→ **Saved entries**:
╭──

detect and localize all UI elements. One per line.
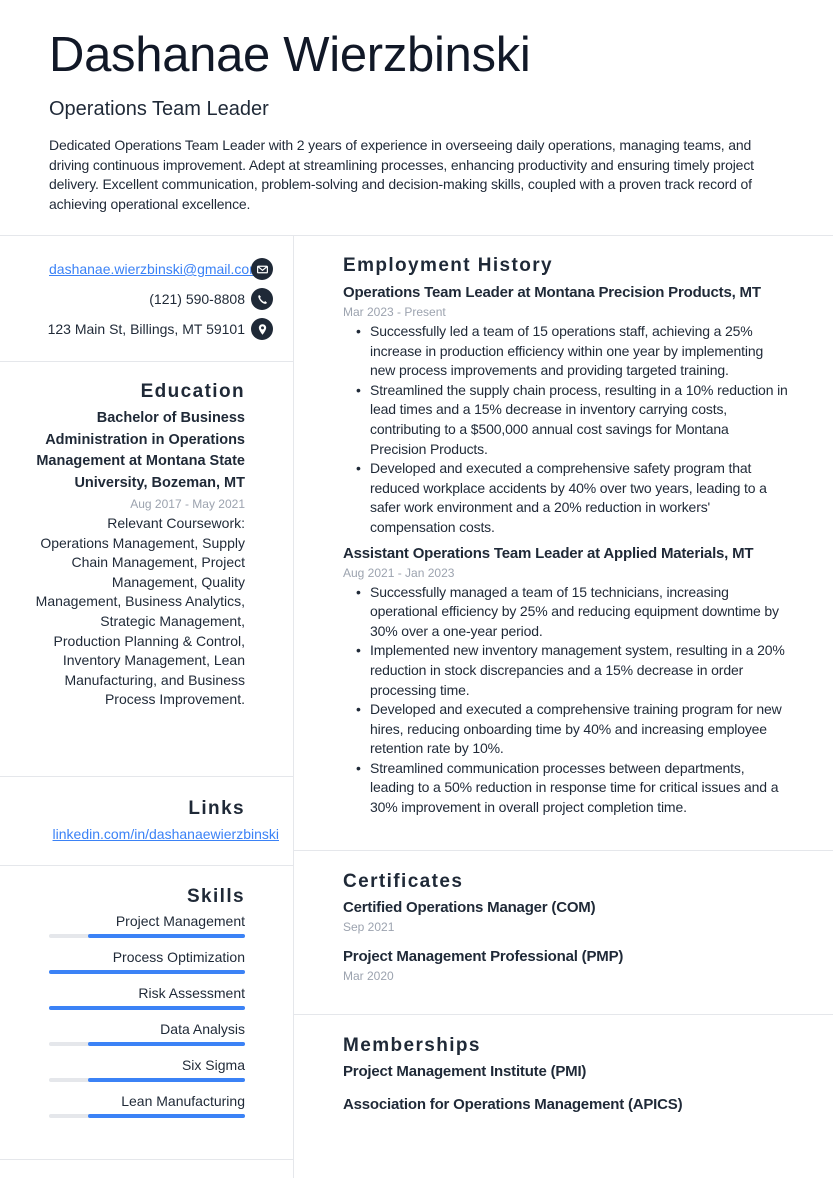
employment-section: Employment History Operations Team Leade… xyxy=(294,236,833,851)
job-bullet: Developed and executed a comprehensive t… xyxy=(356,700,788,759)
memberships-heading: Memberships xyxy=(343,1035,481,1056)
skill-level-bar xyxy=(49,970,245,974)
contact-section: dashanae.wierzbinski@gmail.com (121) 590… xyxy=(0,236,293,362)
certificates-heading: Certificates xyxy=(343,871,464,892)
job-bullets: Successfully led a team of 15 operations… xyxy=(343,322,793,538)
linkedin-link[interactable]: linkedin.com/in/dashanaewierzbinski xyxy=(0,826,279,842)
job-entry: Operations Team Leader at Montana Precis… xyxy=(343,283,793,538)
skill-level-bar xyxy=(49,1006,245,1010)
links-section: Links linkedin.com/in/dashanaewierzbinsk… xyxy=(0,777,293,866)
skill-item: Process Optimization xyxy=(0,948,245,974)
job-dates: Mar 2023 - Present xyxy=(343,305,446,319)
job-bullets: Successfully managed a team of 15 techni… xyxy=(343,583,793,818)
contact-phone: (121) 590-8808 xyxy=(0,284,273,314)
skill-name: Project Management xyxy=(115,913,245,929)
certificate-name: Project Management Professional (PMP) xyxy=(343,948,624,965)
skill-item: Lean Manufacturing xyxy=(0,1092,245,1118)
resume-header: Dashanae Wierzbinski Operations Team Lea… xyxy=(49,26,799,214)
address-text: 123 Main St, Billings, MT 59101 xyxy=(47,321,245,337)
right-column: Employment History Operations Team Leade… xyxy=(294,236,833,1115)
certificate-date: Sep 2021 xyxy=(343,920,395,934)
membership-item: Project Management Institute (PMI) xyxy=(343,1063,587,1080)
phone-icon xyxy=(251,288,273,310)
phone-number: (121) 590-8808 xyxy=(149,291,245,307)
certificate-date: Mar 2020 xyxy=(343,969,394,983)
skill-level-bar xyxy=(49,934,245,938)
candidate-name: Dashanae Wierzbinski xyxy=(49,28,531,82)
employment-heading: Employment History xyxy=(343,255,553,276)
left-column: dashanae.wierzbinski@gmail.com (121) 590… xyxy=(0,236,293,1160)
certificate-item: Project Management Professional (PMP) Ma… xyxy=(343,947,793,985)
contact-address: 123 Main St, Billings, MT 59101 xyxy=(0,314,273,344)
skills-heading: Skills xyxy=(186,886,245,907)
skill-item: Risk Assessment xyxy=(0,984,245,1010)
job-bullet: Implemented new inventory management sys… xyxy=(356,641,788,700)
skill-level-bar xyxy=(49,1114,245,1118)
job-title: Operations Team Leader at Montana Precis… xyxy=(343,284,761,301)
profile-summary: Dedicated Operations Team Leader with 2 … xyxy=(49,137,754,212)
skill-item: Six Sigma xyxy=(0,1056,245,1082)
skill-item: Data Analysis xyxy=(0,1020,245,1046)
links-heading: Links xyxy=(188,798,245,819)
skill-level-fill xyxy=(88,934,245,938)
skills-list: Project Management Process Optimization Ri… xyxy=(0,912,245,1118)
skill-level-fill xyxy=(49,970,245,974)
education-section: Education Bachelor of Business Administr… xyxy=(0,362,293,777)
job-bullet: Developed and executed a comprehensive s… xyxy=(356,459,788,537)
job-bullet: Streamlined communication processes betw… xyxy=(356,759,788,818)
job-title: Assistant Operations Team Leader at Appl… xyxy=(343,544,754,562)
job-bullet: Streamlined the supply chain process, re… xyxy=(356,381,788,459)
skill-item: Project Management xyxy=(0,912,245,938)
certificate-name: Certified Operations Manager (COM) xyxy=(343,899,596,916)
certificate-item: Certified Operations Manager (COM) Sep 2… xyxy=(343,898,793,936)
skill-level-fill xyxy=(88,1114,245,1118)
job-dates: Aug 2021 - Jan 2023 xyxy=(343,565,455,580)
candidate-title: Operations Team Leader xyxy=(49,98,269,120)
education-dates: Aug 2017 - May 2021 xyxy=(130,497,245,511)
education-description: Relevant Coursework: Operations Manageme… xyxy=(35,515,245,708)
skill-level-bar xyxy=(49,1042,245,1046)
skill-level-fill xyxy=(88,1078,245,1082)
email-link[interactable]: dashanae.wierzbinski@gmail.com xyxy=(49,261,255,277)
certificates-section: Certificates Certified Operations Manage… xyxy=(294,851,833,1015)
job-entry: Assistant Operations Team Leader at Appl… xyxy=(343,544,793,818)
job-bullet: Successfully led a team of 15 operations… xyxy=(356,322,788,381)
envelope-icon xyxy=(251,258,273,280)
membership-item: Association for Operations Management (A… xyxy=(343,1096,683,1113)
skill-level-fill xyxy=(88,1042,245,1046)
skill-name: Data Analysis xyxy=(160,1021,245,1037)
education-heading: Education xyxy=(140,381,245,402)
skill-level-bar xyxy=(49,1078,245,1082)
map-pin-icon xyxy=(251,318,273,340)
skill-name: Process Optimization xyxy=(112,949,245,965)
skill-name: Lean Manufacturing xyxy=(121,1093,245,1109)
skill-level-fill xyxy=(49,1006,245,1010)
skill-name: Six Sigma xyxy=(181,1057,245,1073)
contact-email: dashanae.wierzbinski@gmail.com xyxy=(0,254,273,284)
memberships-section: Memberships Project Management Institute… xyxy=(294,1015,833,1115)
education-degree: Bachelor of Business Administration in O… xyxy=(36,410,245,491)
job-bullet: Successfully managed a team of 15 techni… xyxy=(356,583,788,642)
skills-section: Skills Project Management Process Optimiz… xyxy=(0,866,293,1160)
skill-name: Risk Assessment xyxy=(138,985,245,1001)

╰──
╭──

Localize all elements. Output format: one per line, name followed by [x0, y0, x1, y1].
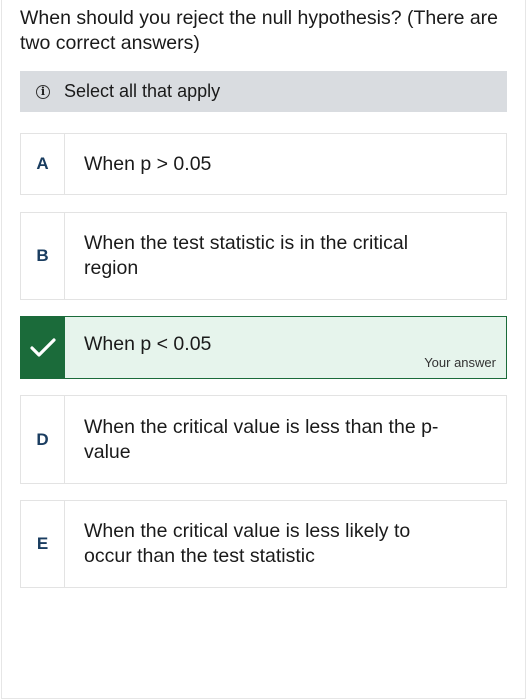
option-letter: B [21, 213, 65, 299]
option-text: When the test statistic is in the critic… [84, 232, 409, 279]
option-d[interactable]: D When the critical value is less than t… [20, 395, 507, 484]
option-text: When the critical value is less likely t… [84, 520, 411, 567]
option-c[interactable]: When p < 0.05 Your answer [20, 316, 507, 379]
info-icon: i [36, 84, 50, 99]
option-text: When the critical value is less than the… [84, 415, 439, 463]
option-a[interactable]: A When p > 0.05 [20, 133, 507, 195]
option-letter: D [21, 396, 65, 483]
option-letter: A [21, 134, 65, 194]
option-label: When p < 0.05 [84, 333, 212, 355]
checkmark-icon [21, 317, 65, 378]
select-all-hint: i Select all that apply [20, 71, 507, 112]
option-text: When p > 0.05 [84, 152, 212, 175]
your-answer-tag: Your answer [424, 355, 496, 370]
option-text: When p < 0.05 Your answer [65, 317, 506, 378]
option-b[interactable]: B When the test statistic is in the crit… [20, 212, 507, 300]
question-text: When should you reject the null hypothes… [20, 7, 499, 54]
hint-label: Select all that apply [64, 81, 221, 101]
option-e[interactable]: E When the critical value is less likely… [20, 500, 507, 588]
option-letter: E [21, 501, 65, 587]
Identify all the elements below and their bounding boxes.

╰──

Print every line of the material from the one containing "option-letter: B [21, 213, 65, 299]" through the one containing "option-text: When the critical value is less than", both included, reproducing each line character for character.

→ **FINISHED EXERCISE**:
option-letter: B [21, 213, 65, 299]
option-text: When the test statistic is in the critic… [84, 232, 409, 279]
option-d[interactable]: D When the critical value is less than t… [20, 395, 507, 484]
option-text: When the critical value is less likely t… [84, 520, 411, 567]
option-c[interactable]: When p < 0.05 Your answer [20, 316, 507, 379]
info-icon: i [36, 84, 50, 99]
option-text: When the critical value is less than the… [84, 415, 439, 463]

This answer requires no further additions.